_To do_
From the material below, list every line containing "SILVA".

:: Given records ::

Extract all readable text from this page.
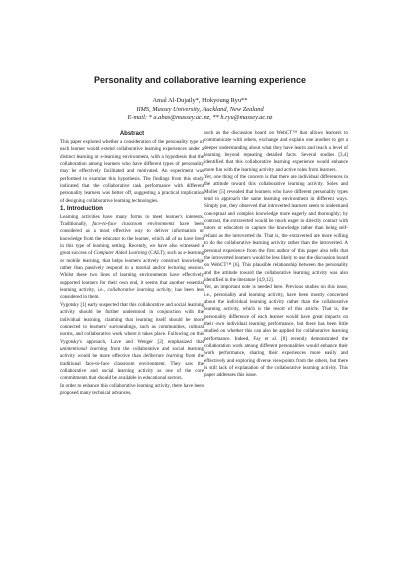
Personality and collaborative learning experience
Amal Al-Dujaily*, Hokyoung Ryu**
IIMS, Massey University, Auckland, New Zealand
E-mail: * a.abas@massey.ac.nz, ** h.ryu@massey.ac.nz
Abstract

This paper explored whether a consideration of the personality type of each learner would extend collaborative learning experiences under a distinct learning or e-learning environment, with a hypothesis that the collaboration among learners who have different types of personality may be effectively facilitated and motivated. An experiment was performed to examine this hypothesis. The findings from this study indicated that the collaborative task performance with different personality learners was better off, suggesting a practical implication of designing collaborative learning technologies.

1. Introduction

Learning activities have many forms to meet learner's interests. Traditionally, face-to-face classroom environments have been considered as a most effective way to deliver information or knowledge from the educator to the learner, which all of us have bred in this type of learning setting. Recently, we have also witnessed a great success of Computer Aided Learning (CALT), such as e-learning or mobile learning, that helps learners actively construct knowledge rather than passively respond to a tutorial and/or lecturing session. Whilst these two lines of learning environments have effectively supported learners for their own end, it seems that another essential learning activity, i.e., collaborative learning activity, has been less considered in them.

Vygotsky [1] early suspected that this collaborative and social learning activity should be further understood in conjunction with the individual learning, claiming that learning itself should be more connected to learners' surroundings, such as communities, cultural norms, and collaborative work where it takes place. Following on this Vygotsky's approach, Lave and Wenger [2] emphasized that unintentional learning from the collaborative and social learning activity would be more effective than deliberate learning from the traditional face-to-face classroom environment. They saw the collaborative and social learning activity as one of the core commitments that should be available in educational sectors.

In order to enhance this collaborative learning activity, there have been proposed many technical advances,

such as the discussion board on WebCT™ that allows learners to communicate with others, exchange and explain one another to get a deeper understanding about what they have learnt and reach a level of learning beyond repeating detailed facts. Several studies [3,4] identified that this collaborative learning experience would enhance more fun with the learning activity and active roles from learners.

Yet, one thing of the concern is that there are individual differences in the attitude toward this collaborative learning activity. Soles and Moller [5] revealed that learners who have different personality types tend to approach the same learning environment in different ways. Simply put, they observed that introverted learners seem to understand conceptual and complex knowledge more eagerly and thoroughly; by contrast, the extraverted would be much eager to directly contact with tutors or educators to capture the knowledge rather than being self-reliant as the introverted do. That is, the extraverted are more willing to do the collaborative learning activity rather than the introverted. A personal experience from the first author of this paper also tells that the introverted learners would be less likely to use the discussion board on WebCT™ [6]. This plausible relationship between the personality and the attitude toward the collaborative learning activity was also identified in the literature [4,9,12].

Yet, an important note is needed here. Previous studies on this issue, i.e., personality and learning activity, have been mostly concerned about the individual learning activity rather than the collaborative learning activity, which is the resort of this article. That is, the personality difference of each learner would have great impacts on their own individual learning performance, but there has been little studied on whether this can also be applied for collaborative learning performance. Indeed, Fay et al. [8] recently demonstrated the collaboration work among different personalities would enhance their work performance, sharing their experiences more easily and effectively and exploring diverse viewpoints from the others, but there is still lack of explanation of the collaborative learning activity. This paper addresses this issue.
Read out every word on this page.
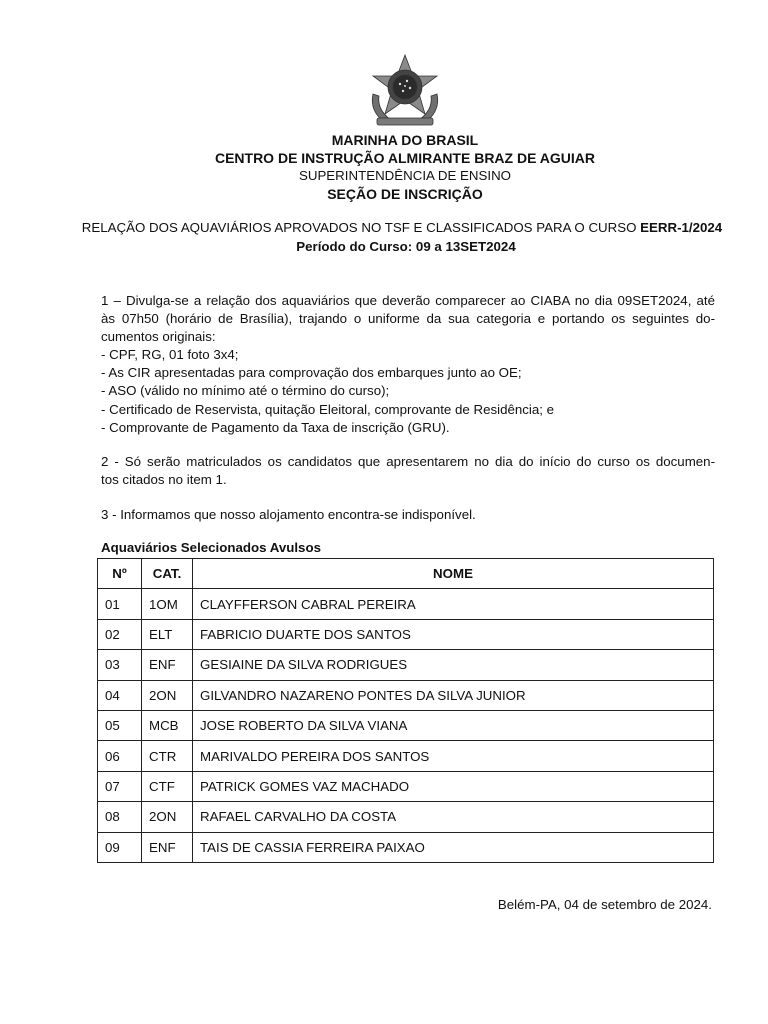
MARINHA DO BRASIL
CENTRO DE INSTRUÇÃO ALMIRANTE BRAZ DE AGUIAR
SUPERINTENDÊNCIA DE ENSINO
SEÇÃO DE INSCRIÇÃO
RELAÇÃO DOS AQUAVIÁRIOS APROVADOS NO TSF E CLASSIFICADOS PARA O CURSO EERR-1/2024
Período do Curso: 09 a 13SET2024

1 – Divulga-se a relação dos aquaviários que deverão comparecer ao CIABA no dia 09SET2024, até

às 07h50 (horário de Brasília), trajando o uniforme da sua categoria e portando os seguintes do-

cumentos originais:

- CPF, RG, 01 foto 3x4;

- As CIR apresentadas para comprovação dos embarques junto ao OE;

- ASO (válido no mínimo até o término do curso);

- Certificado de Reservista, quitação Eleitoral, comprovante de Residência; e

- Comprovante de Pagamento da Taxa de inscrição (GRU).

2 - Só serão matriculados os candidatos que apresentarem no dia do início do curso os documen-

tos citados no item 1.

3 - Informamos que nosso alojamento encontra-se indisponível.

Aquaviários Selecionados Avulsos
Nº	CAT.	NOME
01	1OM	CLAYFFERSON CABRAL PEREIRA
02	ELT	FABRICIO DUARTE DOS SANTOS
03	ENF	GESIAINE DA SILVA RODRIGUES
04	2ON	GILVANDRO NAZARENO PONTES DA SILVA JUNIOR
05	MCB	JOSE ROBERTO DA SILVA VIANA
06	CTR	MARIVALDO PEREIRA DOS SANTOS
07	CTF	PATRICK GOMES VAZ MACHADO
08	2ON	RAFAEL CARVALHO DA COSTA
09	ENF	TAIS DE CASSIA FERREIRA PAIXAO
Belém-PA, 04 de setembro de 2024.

:::

_Exercise output_
03	ENF	GESIAINE DA SILVA RODRIGUES
04	2ON	GILVANDRO NAZARENO PONTES DA SILVA JUNIOR
05	MCB	JOSE ROBERTO DA SILVA VIANA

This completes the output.